SHORT PROBLEM:
Each entry must appear again exactly as it does in the source.

┌─ EXTRACTED DATA

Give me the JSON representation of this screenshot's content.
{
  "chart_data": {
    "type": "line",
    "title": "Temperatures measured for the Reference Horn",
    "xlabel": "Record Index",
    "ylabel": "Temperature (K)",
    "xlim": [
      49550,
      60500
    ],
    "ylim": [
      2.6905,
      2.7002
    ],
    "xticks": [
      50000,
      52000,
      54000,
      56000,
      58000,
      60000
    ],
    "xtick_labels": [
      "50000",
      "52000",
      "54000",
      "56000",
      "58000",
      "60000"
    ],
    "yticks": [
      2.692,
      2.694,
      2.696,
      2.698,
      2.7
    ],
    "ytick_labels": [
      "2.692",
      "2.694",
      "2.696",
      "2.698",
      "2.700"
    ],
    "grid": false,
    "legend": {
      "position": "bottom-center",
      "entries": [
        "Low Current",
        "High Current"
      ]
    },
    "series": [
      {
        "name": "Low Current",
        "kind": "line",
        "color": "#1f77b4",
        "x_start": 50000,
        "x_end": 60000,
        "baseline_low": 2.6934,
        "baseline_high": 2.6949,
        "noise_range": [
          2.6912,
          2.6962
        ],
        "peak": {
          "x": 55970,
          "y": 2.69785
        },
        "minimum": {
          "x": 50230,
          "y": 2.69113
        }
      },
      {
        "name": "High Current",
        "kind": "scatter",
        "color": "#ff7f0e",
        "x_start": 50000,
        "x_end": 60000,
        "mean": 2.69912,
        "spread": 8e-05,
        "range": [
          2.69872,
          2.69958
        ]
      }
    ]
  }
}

└─

COMPLETE ANSWER:
Give me the JSON representation of this screenshot's content.
{
  "chart_data": {
    "type": "line",
    "title": "Temperatures measured for the Reference Horn",
    "xlabel": "Record Index",
    "ylabel": "Temperature (K)",
    "xlim": [
      49550,
      60500
    ],
    "ylim": [
      2.6905,
      2.7002
    ],
    "xticks": [
      50000,
      52000,
      54000,
      56000,
      58000,
      60000
    ],
    "xtick_labels": [
      "50000",
      "52000",
      "54000",
      "56000",
      "58000",
      "60000"
    ],
    "yticks": [
      2.692,
      2.694,
      2.696,
      2.698,
      2.7
    ],
    "ytick_labels": [
      "2.692",
      "2.694",
      "2.696",
      "2.698",
      "2.700"
    ],
    "grid": false,
    "legend": {
      "position": "bottom-center",
      "entries": [
        "Low Current",
        "High Current"
      ]
    },
    "series": [
      {
        "name": "Low Current",
        "kind": "line",
        "color": "#1f77b4",
        "x_start": 50000,
        "x_end": 60000,
        "baseline_low": 2.6934,
        "baseline_high": 2.6949,
        "noise_range": [
          2.6912,
          2.6962
        ],
        "peak": {
          "x": 55970,
          "y": 2.69785
        },
        "minimum": {
          "x": 50230,
          "y": 2.69113
        }
      },
      {
        "name": "High Current",
        "kind": "scatter",
        "color": "#ff7f0e",
        "x_start": 50000,
        "x_end": 60000,
        "mean": 2.69912,
        "spread": 8e-05,
        "range": [
          2.69872,
          2.69958
        ]
      }
    ]
  }
}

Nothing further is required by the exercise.